--- START ---

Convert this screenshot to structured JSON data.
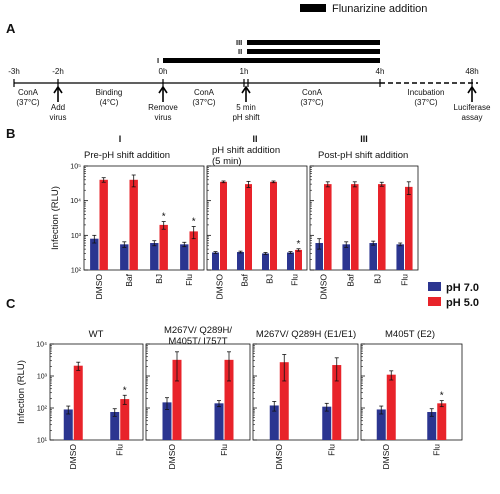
{
  "header": {
    "legend_label": "Flunarizine addition"
  },
  "panelA": {
    "letter": "A",
    "times": [
      "-3h",
      "-2h",
      "0h",
      "1h",
      "4h",
      "48h"
    ],
    "bar_marks": [
      "III",
      "II",
      "I"
    ],
    "steps": [
      {
        "top": "ConA",
        "bottom": "(37°C)"
      },
      {
        "top": "Binding",
        "bottom": "(4°C)"
      },
      {
        "top": "ConA",
        "bottom": "(37°C)"
      },
      {
        "top": "ConA",
        "bottom": "(37°C)"
      },
      {
        "top": "Incubation",
        "bottom": "(37°C)"
      }
    ],
    "arrows": [
      {
        "l1": "Add",
        "l2": "virus"
      },
      {
        "l1": "Remove",
        "l2": "virus"
      },
      {
        "l1": "5 min",
        "l2": "pH shift"
      },
      {
        "l1": "Luciferase",
        "l2": "assay"
      }
    ]
  },
  "legend": {
    "items": [
      {
        "label": "pH 7.0",
        "color": "#2b3590"
      },
      {
        "label": "pH 5.0",
        "color": "#e8232a"
      }
    ]
  },
  "chart_data": [
    {
      "type": "bar",
      "panel": "B",
      "roman": "I",
      "title": "Pre-pH shift addition",
      "ylabel": "Infection (RLU)",
      "yscale": "log",
      "ylim": [
        100,
        100000
      ],
      "yticks": [
        "10²",
        "10³",
        "10⁴",
        "10⁵"
      ],
      "categories": [
        "DMSO",
        "Baf",
        "BJ",
        "Flu"
      ],
      "series": [
        {
          "name": "pH 7.0",
          "values": [
            800,
            550,
            600,
            550
          ],
          "err": [
            200,
            100,
            100,
            80
          ]
        },
        {
          "name": "pH 5.0",
          "values": [
            40000,
            40000,
            2000,
            1300
          ],
          "err": [
            6000,
            15000,
            500,
            500
          ]
        }
      ],
      "stars": [
        2,
        3
      ]
    },
    {
      "type": "bar",
      "panel": "B",
      "roman": "II",
      "title": "pH shift addition",
      "subtitle": "(5 min)",
      "yscale": "log",
      "ylim": [
        100,
        100000
      ],
      "categories": [
        "DMSO",
        "Baf",
        "BJ",
        "Flu"
      ],
      "series": [
        {
          "name": "pH 7.0",
          "values": [
            320,
            330,
            300,
            320
          ],
          "err": [
            20,
            20,
            20,
            20
          ]
        },
        {
          "name": "pH 5.0",
          "values": [
            35000,
            30000,
            35000,
            380
          ],
          "err": [
            2000,
            6000,
            2000,
            30
          ]
        }
      ],
      "stars": [
        3
      ]
    },
    {
      "type": "bar",
      "panel": "B",
      "roman": "III",
      "title": "Post-pH shift addition",
      "yscale": "log",
      "ylim": [
        100,
        100000
      ],
      "categories": [
        "DMSO",
        "Baf",
        "BJ",
        "Flu"
      ],
      "series": [
        {
          "name": "pH 7.0",
          "values": [
            600,
            550,
            600,
            550
          ],
          "err": [
            200,
            100,
            80,
            50
          ]
        },
        {
          "name": "pH 5.0",
          "values": [
            30000,
            30000,
            30000,
            25000
          ],
          "err": [
            5000,
            5000,
            4000,
            10000
          ]
        }
      ],
      "stars": []
    },
    {
      "type": "bar",
      "panel": "C",
      "title": "WT",
      "ylabel": "Infection (RLU)",
      "yscale": "log",
      "ylim": [
        10,
        10000
      ],
      "yticks": [
        "10¹",
        "10²",
        "10³",
        "10⁴"
      ],
      "categories": [
        "DMSO",
        "Flu"
      ],
      "series": [
        {
          "name": "pH 7.0",
          "values": [
            90,
            75
          ],
          "err": [
            25,
            20
          ]
        },
        {
          "name": "pH 5.0",
          "values": [
            2100,
            190
          ],
          "err": [
            600,
            60
          ]
        }
      ],
      "stars": [
        1
      ]
    },
    {
      "type": "bar",
      "panel": "C",
      "title": "M267V/ Q289H/",
      "subtitle": "M405T/ I757T",
      "yscale": "log",
      "ylim": [
        10,
        10000
      ],
      "categories": [
        "DMSO",
        "Flu"
      ],
      "series": [
        {
          "name": "pH 7.0",
          "values": [
            150,
            140
          ],
          "err": [
            60,
            30
          ]
        },
        {
          "name": "pH 5.0",
          "values": [
            3200,
            3200
          ],
          "err": [
            2500,
            2500
          ]
        }
      ],
      "stars": []
    },
    {
      "type": "bar",
      "panel": "C",
      "title": "M267V/ Q289H (E1/E1)",
      "yscale": "log",
      "ylim": [
        10,
        10000
      ],
      "categories": [
        "DMSO",
        "Flu"
      ],
      "series": [
        {
          "name": "pH 7.0",
          "values": [
            120,
            110
          ],
          "err": [
            40,
            30
          ]
        },
        {
          "name": "pH 5.0",
          "values": [
            2700,
            2200
          ],
          "err": [
            2000,
            1500
          ]
        }
      ],
      "stars": []
    },
    {
      "type": "bar",
      "panel": "C",
      "title": "M405T (E2)",
      "yscale": "log",
      "ylim": [
        10,
        10000
      ],
      "categories": [
        "DMSO",
        "Flu"
      ],
      "series": [
        {
          "name": "pH 7.0",
          "values": [
            90,
            75
          ],
          "err": [
            25,
            20
          ]
        },
        {
          "name": "pH 5.0",
          "values": [
            1100,
            140
          ],
          "err": [
            350,
            30
          ]
        }
      ],
      "stars": [
        1
      ]
    }
  ],
  "panel_letters": {
    "B": "B",
    "C": "C"
  }
}
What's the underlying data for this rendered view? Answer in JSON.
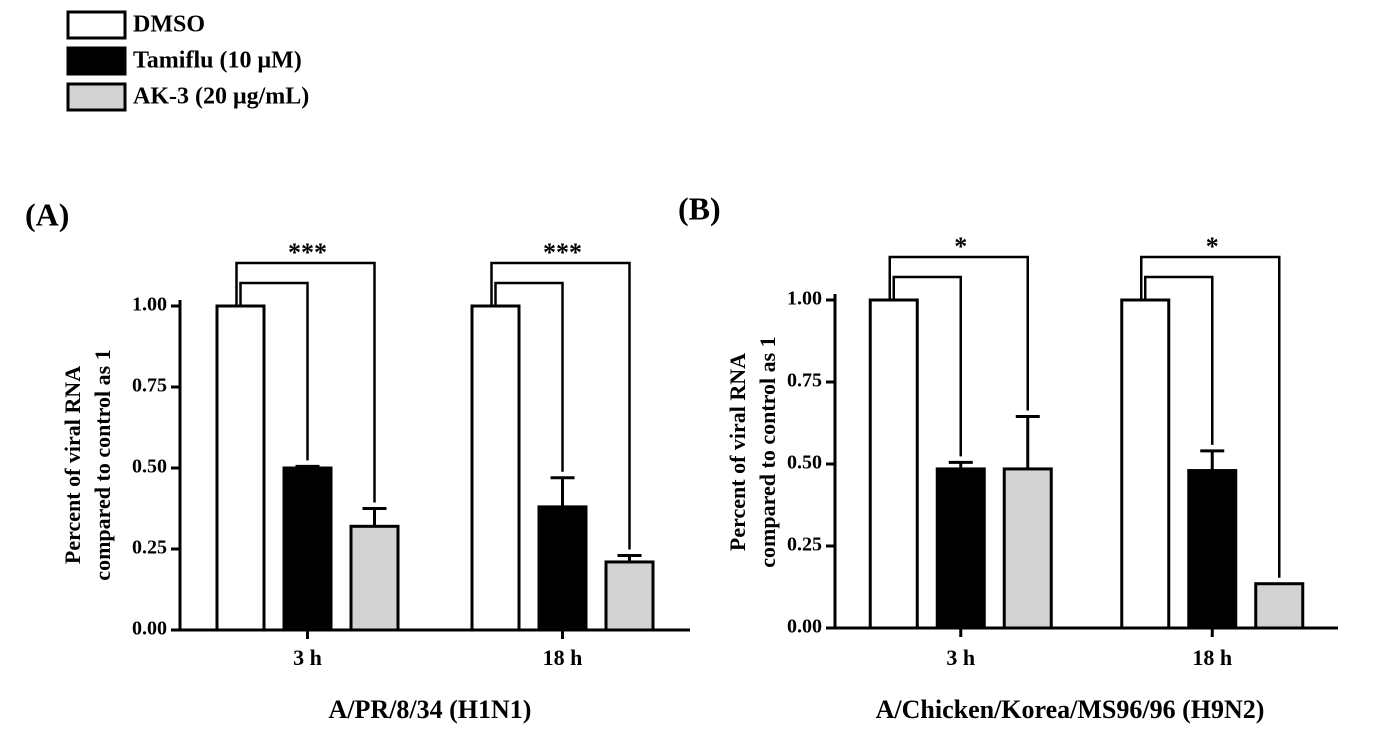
{
  "chart_data": [
    {
      "type": "bar",
      "title": "(A)",
      "xlabel": "A/PR/8/34 (H1N1)",
      "ylabel": [
        "Percent of  viral RNA",
        "compared to control as 1"
      ],
      "categories": [
        "3 h",
        "18 h"
      ],
      "series": [
        {
          "name": "DMSO",
          "color": "#ffffff",
          "values": [
            1.0,
            1.0
          ]
        },
        {
          "name": "Tamiflu (10 μM)",
          "color": "#000000",
          "values": [
            0.5,
            0.38
          ],
          "errors": [
            0.005,
            0.09
          ]
        },
        {
          "name": "AK-3 (20 μg/mL)",
          "color": "#d3d3d3",
          "values": [
            0.32,
            0.21
          ],
          "errors": [
            0.055,
            0.02
          ]
        }
      ],
      "significance": [
        "***",
        "***"
      ],
      "ylim": [
        0,
        1.0
      ],
      "yticks": [
        {
          "value": 0,
          "label": "0.00"
        },
        {
          "value": 0.25,
          "label": "0.25"
        },
        {
          "value": 0.5,
          "label": "0.50"
        },
        {
          "value": 0.75,
          "label": "0.75"
        },
        {
          "value": 1,
          "label": "1.00"
        }
      ]
    },
    {
      "type": "bar",
      "title": "(B)",
      "xlabel": "A/Chicken/Korea/MS96/96 (H9N2)",
      "ylabel": [
        "Percent of  viral RNA",
        "compared to control as 1"
      ],
      "categories": [
        "3 h",
        "18 h"
      ],
      "series": [
        {
          "color": "#ffffff",
          "values": [
            1.0,
            1.0
          ]
        },
        {
          "color": "#000000",
          "values": [
            0.485,
            0.48
          ],
          "errors": [
            0.02,
            0.06
          ]
        },
        {
          "color": "#d3d3d3",
          "values": [
            0.485,
            0.135
          ],
          "errors": [
            0.16,
            null
          ]
        }
      ],
      "significance": [
        "*",
        "*"
      ],
      "ylim": [
        0,
        1.0
      ],
      "yticks": [
        {
          "value": 0,
          "label": "0.00"
        },
        {
          "value": 0.25,
          "label": "0.25"
        },
        {
          "value": 0.5,
          "label": "0.50"
        },
        {
          "value": 0.75,
          "label": "0.75"
        },
        {
          "value": 1,
          "label": "1.00"
        }
      ]
    }
  ]
}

--- END ---

◆ **Assigned task**: All of the material above is to be copied exactly, except for its images.

◆ **Solution below**:
Convert this screenshot to structured JSON data.
{
  "header": {
    "legend_label": "Flunarizine addition"
  },
  "panelA": {
    "letter": "A",
    "times": [
      "-3h",
      "-2h",
      "0h",
      "1h",
      "4h",
      "48h"
    ],
    "bar_marks": [
      "III",
      "II",
      "I"
    ],
    "steps": [
      {
        "top": "ConA",
        "bottom": "(37°C)"
      },
      {
        "top": "Binding",
        "bottom": "(4°C)"
      },
      {
        "top": "ConA",
        "bottom": "(37°C)"
      },
      {
        "top": "ConA",
        "bottom": "(37°C)"
      },
      {
        "top": "Incubation",
        "bottom": "(37°C)"
      }
    ],
    "arrows": [
      {
        "l1": "Add",
        "l2": "virus"
      },
      {
        "l1": "Remove",
        "l2": "virus"
      },
      {
        "l1": "5 min",
        "l2": "pH shift"
      },
      {
        "l1": "Luciferase",
        "l2": "assay"
      }
    ]
  },
  "legend": {
    "items": [
      {
        "label": "pH 7.0",
        "color": "#2b3590"
      },
      {
        "label": "pH 5.0",
        "color": "#e8232a"
      }
    ]
  },
  "chart_data": [
    {
      "type": "bar",
      "panel": "B",
      "roman": "I",
      "title": "Pre-pH shift addition",
      "ylabel": "Infection (RLU)",
      "yscale": "log",
      "ylim": [
        100,
        100000
      ],
      "yticks": [
        "10²",
        "10³",
        "10⁴",
        "10⁵"
      ],
      "categories": [
        "DMSO",
        "Baf",
        "BJ",
        "Flu"
      ],
      "series": [
        {
          "name": "pH 7.0",
          "values": [
            800,
            550,
            600,
            550
          ],
          "err": [
            200,
            100,
            100,
            80
          ]
        },
        {
          "name": "pH 5.0",
          "values": [
            40000,
            40000,
            2000,
            1300
          ],
          "err": [
            6000,
            15000,
            500,
            500
          ]
        }
      ],
      "stars": [
        2,
        3
      ]
    },
    {
      "type": "bar",
      "panel": "B",
      "roman": "II",
      "title": "pH shift addition",
      "subtitle": "(5 min)",
      "yscale": "log",
      "ylim": [
        100,
        100000
      ],
      "categories": [
        "DMSO",
        "Baf",
        "BJ",
        "Flu"
      ],
      "series": [
        {
          "name": "pH 7.0",
          "values": [
            320,
            330,
            300,
            320
          ],
          "err": [
            20,
            20,
            20,
            20
          ]
        },
        {
          "name": "pH 5.0",
          "values": [
            35000,
            30000,
            35000,
            380
          ],
          "err": [
            2000,
            6000,
            2000,
            30
          ]
        }
      ],
      "stars": [
        3
      ]
    },
    {
      "type": "bar",
      "panel": "B",
      "roman": "III",
      "title": "Post-pH shift addition",
      "yscale": "log",
      "ylim": [
        100,
        100000
      ],
      "categories": [
        "DMSO",
        "Baf",
        "BJ",
        "Flu"
      ],
      "series": [
        {
          "name": "pH 7.0",
          "values": [
            600,
            550,
            600,
            550
          ],
          "err": [
            200,
            100,
            80,
            50
          ]
        },
        {
          "name": "pH 5.0",
          "values": [
            30000,
            30000,
            30000,
            25000
          ],
          "err": [
            5000,
            5000,
            4000,
            10000
          ]
        }
      ],
      "stars": []
    },
    {
      "type": "bar",
      "panel": "C",
      "title": "WT",
      "ylabel": "Infection (RLU)",
      "yscale": "log",
      "ylim": [
        10,
        10000
      ],
      "yticks": [
        "10¹",
        "10²",
        "10³",
        "10⁴"
      ],
      "categories": [
        "DMSO",
        "Flu"
      ],
      "series": [
        {
          "name": "pH 7.0",
          "values": [
            90,
            75
          ],
          "err": [
            25,
            20
          ]
        },
        {
          "name": "pH 5.0",
          "values": [
            2100,
            190
          ],
          "err": [
            600,
            60
          ]
        }
      ],
      "stars": [
        1
      ]
    },
    {
      "type": "bar",
      "panel": "C",
      "title": "M267V/ Q289H/",
      "subtitle": "M405T/ I757T",
      "yscale": "log",
      "ylim": [
        10,
        10000
      ],
      "categories": [
        "DMSO",
        "Flu"
      ],
      "series": [
        {
          "name": "pH 7.0",
          "values": [
            150,
            140
          ],
          "err": [
            60,
            30
          ]
        },
        {
          "name": "pH 5.0",
          "values": [
            3200,
            3200
          ],
          "err": [
            2500,
            2500
          ]
        }
      ],
      "stars": []
    },
    {
      "type": "bar",
      "panel": "C",
      "title": "M267V/ Q289H (E1/E1)",
      "yscale": "log",
      "ylim": [
        10,
        10000
      ],
      "categories": [
        "DMSO",
        "Flu"
      ],
      "series": [
        {
          "name": "pH 7.0",
          "values": [
            120,
            110
          ],
          "err": [
            40,
            30
          ]
        },
        {
          "name": "pH 5.0",
          "values": [
            2700,
            2200
          ],
          "err": [
            2000,
            1500
          ]
        }
      ],
      "stars": []
    },
    {
      "type": "bar",
      "panel": "C",
      "title": "M405T (E2)",
      "yscale": "log",
      "ylim": [
        10,
        10000
      ],
      "categories": [
        "DMSO",
        "Flu"
      ],
      "series": [
        {
          "name": "pH 7.0",
          "values": [
            90,
            75
          ],
          "err": [
            25,
            20
          ]
        },
        {
          "name": "pH 5.0",
          "values": [
            1100,
            140
          ],
          "err": [
            350,
            30
          ]
        }
      ],
      "stars": [
        1
      ]
    }
  ],
  "panel_letters": {
    "B": "B",
    "C": "C"
  }
}
What's the underlying data for this rendered view? Answer in JSON.
{
  "chart_data": [
    {
      "type": "bar",
      "title": "(A)",
      "xlabel": "A/PR/8/34 (H1N1)",
      "ylabel": [
        "Percent of  viral RNA",
        "compared to control as 1"
      ],
      "categories": [
        "3 h",
        "18 h"
      ],
      "series": [
        {
          "name": "DMSO",
          "color": "#ffffff",
          "values": [
            1.0,
            1.0
          ]
        },
        {
          "name": "Tamiflu (10 μM)",
          "color": "#000000",
          "values": [
            0.5,
            0.38
          ],
          "errors": [
            0.005,
            0.09
          ]
        },
        {
          "name": "AK-3 (20 μg/mL)",
          "color": "#d3d3d3",
          "values": [
            0.32,
            0.21
          ],
          "errors": [
            0.055,
            0.02
          ]
        }
      ],
      "significance": [
        "***",
        "***"
      ],
      "ylim": [
        0,
        1.0
      ],
      "yticks": [
        {
          "value": 0,
          "label": "0.00"
        },
        {
          "value": 0.25,
          "label": "0.25"
        },
        {
          "value": 0.5,
          "label": "0.50"
        },
        {
          "value": 0.75,
          "label": "0.75"
        },
        {
          "value": 1,
          "label": "1.00"
        }
      ]
    },
    {
      "type": "bar",
      "title": "(B)",
      "xlabel": "A/Chicken/Korea/MS96/96 (H9N2)",
      "ylabel": [
        "Percent of  viral RNA",
        "compared to control as 1"
      ],
      "categories": [
        "3 h",
        "18 h"
      ],
      "series": [
        {
          "color": "#ffffff",
          "values": [
            1.0,
            1.0
          ]
        },
        {
          "color": "#000000",
          "values": [
            0.485,
            0.48
          ],
          "errors": [
            0.02,
            0.06
          ]
        },
        {
          "color": "#d3d3d3",
          "values": [
            0.485,
            0.135
          ],
          "errors": [
            0.16,
            null
          ]
        }
      ],
      "significance": [
        "*",
        "*"
      ],
      "ylim": [
        0,
        1.0
      ],
      "yticks": [
        {
          "value": 0,
          "label": "0.00"
        },
        {
          "value": 0.25,
          "label": "0.25"
        },
        {
          "value": 0.5,
          "label": "0.50"
        },
        {
          "value": 0.75,
          "label": "0.75"
        },
        {
          "value": 1,
          "label": "1.00"
        }
      ]
    }
  ]
}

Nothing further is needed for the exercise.